Fourth, when applying SNPE (or any other model-identification approach), validation of the results is of crucial importance, both to assess the accuracy of the inference procedure, as well as to identify possible limitations of the mechanistic model itself. In the example applications, we used several procedures for assessing the quality of the inferred posteriors. One common ingredient of these approaches is to sample from the inferred model, and search for systematic differences between observed and simulated data, e.g. to perform posterior predictive checks (Cook et al., 2006; Talts et al., 2018; Liepe et al., 2014; Lueckmann et al., 2017; Greenberg et al., 2019; Figure 2g, Figure 3f,g, Figure 4c, and Figure 5d). These approaches allow one to detect ‘failures’ of SNPE, that is, cases in which samples from the posterior do not reproduce the data. However, when diagnosing any Bayesian inference approach, it is challenging to rigorously rule out the possibility that additional parameter-settings (e.g. in an isolated ‘island’) would also explain the data. Thus, it is good practice to use multiple initializations of SNPE, and/or a large number of simulations in the initial round. There are challenges and opportunities ahead in further scaling and automating simulation-based inference approaches. However, in its current form, SNPE will be a powerful tool for quantitatively evaluating mechanistic hypotheses on neural data, and for designing better models of neural dynamics.

Work order:
Reproduce the passage on validating SNPE results word for word, with nothing changed or left out.

Material supplied:
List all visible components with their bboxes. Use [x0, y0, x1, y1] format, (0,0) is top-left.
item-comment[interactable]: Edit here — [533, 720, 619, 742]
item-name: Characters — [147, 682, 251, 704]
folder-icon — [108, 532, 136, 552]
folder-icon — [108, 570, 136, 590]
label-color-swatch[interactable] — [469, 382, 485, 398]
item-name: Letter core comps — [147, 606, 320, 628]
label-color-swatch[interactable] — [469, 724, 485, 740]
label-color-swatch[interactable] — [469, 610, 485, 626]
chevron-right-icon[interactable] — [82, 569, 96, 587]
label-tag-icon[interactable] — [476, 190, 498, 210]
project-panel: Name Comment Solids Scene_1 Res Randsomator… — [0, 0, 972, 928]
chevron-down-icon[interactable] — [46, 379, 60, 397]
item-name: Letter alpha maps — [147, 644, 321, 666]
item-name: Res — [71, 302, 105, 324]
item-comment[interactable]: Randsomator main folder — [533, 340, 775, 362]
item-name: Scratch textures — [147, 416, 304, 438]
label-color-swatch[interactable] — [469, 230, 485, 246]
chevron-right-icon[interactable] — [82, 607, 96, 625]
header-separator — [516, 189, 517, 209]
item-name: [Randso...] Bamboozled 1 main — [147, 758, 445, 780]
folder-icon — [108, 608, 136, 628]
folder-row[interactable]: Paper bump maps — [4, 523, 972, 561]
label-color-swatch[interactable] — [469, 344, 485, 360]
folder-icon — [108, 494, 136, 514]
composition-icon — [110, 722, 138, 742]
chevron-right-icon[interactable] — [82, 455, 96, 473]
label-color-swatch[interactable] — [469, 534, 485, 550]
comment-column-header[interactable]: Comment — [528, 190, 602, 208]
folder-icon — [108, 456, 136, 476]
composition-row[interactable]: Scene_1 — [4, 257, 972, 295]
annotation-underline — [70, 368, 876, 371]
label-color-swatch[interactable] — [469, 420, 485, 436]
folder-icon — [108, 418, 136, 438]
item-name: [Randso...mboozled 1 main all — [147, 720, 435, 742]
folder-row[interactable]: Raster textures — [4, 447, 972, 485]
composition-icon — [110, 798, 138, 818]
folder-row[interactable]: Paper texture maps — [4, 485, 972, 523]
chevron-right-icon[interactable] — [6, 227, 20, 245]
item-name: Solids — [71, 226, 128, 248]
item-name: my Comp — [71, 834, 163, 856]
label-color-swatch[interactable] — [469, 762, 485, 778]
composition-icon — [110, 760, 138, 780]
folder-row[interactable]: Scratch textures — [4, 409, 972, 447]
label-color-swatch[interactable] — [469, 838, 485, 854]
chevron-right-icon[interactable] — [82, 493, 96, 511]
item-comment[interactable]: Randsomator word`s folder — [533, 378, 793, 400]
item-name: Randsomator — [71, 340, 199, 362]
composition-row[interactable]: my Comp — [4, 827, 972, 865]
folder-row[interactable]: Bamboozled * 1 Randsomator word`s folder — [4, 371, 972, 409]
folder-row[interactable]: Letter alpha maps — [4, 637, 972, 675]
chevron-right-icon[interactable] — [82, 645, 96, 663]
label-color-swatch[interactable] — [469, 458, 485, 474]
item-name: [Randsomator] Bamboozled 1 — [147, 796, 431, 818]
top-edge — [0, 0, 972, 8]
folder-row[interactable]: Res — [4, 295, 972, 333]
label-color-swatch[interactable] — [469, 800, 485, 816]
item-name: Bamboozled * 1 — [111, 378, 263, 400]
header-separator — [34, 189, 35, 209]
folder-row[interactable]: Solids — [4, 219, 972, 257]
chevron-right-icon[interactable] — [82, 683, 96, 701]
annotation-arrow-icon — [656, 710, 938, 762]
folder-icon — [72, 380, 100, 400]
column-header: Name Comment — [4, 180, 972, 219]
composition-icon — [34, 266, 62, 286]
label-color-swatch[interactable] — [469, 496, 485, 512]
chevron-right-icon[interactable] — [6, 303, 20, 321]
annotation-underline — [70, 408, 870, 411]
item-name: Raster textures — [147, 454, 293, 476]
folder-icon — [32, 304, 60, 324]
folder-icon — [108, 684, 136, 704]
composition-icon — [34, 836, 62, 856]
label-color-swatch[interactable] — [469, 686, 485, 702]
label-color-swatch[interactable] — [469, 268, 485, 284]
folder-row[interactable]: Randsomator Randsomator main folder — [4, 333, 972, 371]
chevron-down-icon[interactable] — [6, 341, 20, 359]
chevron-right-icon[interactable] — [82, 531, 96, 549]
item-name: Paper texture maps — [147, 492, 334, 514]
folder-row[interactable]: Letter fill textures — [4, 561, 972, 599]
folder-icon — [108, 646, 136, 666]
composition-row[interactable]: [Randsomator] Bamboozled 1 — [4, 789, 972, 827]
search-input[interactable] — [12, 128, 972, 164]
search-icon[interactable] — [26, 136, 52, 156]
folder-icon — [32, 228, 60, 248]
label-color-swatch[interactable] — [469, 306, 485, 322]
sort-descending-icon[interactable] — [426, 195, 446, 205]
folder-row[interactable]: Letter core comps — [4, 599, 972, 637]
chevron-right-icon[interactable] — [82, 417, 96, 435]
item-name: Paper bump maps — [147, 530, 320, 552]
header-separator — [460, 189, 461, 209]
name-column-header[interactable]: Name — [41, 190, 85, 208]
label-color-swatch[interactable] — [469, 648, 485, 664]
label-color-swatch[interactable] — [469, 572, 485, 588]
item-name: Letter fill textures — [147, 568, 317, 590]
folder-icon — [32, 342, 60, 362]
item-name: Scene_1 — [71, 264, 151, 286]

Response to the exercise:
Fourth, when applying SNPE (or any other model-identification approach), validation of the results is of crucial importance, both to assess the accuracy of the inference procedure, as well as to identify possible limitations of the mechanistic model itself. In the example applications, we used several procedures for assessing the quality of the inferred posteriors. One common ingredient of these approaches is to sample from the inferred model, and search for systematic differences between observed and simulated data, e.g. to perform posterior predictive checks (Cook et al., 2006; Talts et al., 2018; Liepe et al., 2014; Lueckmann et al., 2017; Greenberg et al., 2019; Figure 2g, Figure 3f,g, Figure 4c, and Figure 5d). These approaches allow one to detect ‘failures’ of SNPE, that is, cases in which samples from the posterior do not reproduce the data. However, when diagnosing any Bayesian inference approach, it is challenging to rigorously rule out the possibility that additional parameter-settings (e.g. in an isolated ‘island’) would also explain the data. Thus, it is good practice to use multiple initializations of SNPE, and/or a large number of simulations in the initial round. There are challenges and opportunities ahead in further scaling and automating simulation-based inference approaches. However, in its current form, SNPE will be a powerful tool for quantitatively evaluating mechanistic hypotheses on neural data, and for designing better models of neural dynamics.